Exercise task
Go over the entries below line by line, copying each one that contains the word "Number".

Listed records
>> BEGIN

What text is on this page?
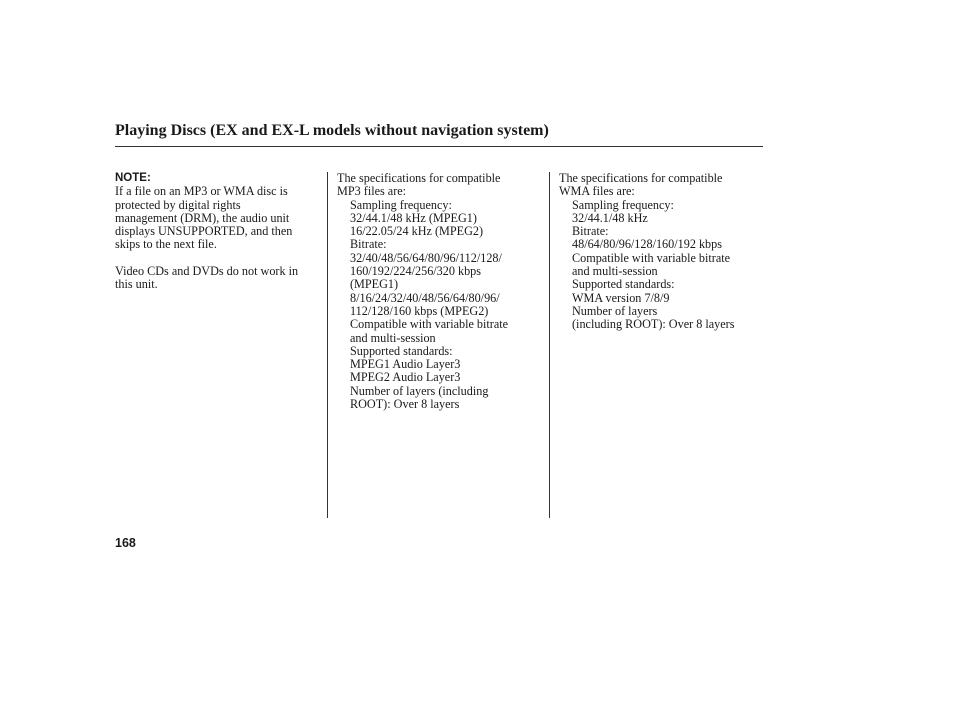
Playing Discs (EX and EX-L models without navigation system)
NOTE:
If a file on an MP3 or WMA disc is
protected by digital rights
management (DRM), the audio unit
displays UNSUPPORTED, and then
skips to the next file.
Video CDs and DVDs do not work in
this unit.
The specifications for compatible
MP3 files are:
Sampling frequency:
32/44.1/48 kHz (MPEG1)
16/22.05/24 kHz (MPEG2)
Bitrate:
32/40/48/56/64/80/96/112/128/
160/192/224/256/320 kbps
(MPEG1)
8/16/24/32/40/48/56/64/80/96/
112/128/160 kbps (MPEG2)
Compatible with variable bitrate
and multi-session
Supported standards:
MPEG1 Audio Layer3
MPEG2 Audio Layer3
Number of layers (including
ROOT): Over 8 layers
The specifications for compatible
WMA files are:
Sampling frequency:
32/44.1/48 kHz
Bitrate:
48/64/80/96/128/160/192 kbps
Compatible with variable bitrate
and multi-session
Supported standards:
WMA version 7/8/9
Number of layers
(including ROOT): Over 8 layers
168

>> END

Response to the exercise
Number of layers (including
Number of layers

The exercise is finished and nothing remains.